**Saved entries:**
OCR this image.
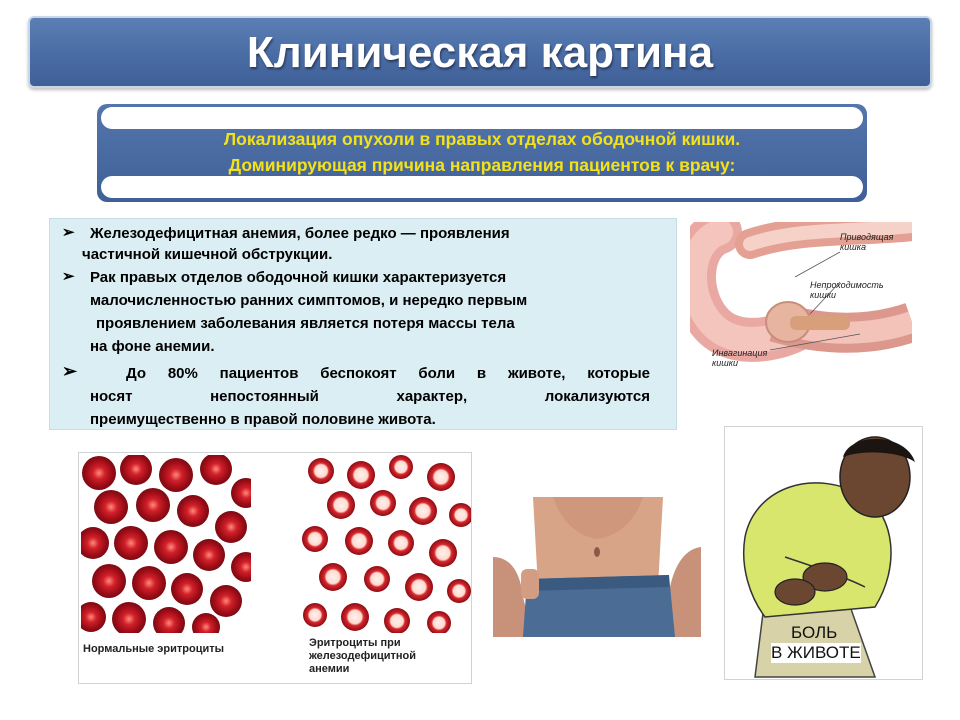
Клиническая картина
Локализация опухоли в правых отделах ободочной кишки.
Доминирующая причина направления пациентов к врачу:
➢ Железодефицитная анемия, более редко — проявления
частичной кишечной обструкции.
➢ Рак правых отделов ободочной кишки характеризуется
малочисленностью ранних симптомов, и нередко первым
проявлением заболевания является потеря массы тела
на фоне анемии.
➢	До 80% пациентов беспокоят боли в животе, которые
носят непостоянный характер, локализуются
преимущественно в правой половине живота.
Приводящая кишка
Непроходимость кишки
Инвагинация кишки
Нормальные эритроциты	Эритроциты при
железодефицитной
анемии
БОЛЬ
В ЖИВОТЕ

...

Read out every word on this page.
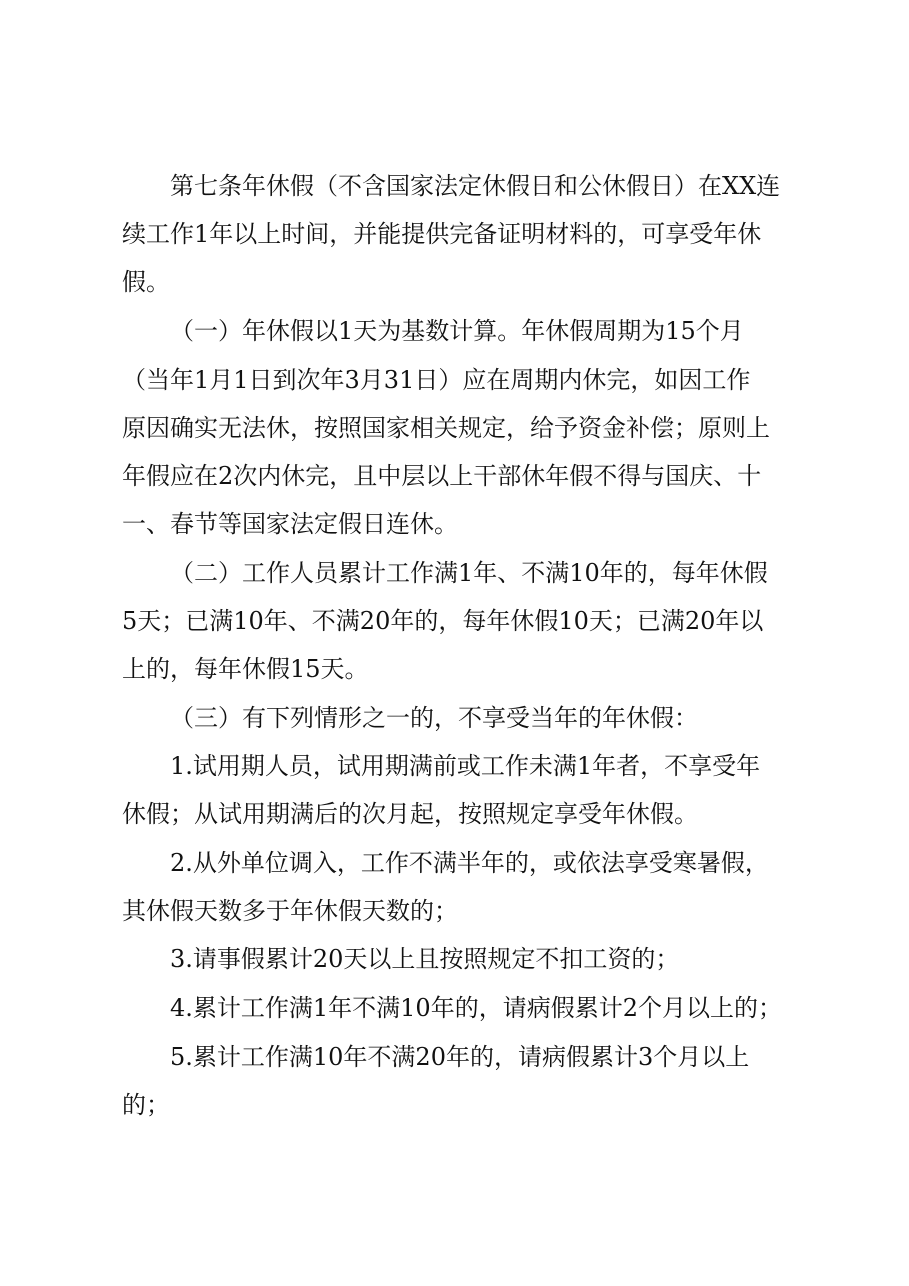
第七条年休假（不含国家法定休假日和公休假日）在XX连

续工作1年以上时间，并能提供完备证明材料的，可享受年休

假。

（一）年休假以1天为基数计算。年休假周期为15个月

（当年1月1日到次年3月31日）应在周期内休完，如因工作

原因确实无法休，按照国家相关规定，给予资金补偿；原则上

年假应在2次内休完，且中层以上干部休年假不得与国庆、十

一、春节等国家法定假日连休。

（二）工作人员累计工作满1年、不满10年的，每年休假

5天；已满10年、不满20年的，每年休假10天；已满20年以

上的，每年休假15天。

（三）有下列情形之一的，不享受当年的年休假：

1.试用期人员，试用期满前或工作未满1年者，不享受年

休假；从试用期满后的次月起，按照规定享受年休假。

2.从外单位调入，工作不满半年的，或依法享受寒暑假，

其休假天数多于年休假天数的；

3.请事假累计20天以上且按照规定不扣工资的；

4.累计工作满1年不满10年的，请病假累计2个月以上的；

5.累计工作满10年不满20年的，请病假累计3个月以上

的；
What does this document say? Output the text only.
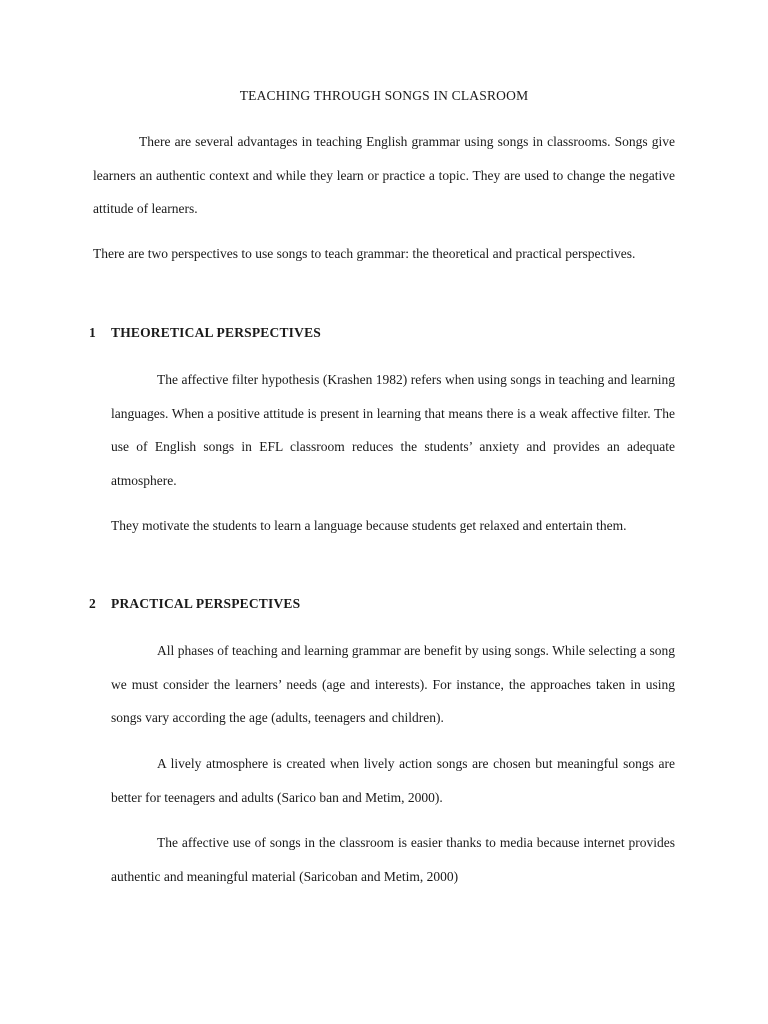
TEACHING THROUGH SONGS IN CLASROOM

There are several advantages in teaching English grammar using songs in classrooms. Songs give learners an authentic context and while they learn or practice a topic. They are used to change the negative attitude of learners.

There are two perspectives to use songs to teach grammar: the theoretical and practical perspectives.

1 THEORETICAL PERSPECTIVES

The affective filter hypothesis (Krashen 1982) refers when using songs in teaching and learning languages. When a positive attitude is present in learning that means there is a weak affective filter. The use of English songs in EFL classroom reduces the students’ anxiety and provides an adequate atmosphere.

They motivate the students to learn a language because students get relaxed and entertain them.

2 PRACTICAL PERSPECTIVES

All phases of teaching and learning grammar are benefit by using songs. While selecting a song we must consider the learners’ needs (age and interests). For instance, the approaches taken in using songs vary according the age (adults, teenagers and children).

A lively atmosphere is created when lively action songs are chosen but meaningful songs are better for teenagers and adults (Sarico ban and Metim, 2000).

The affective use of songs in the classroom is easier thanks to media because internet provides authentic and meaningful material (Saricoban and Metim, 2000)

**Exercise prompt:** From the entries above, select each line containing the string "They".

**Problem solution:**
There are several advantages in teaching English grammar using songs in classrooms. Songs give learners an authentic context and while they learn or practice a topic. They are used to change the negative attitude of learners.
They motivate the students to learn a language because students get relaxed and entertain them.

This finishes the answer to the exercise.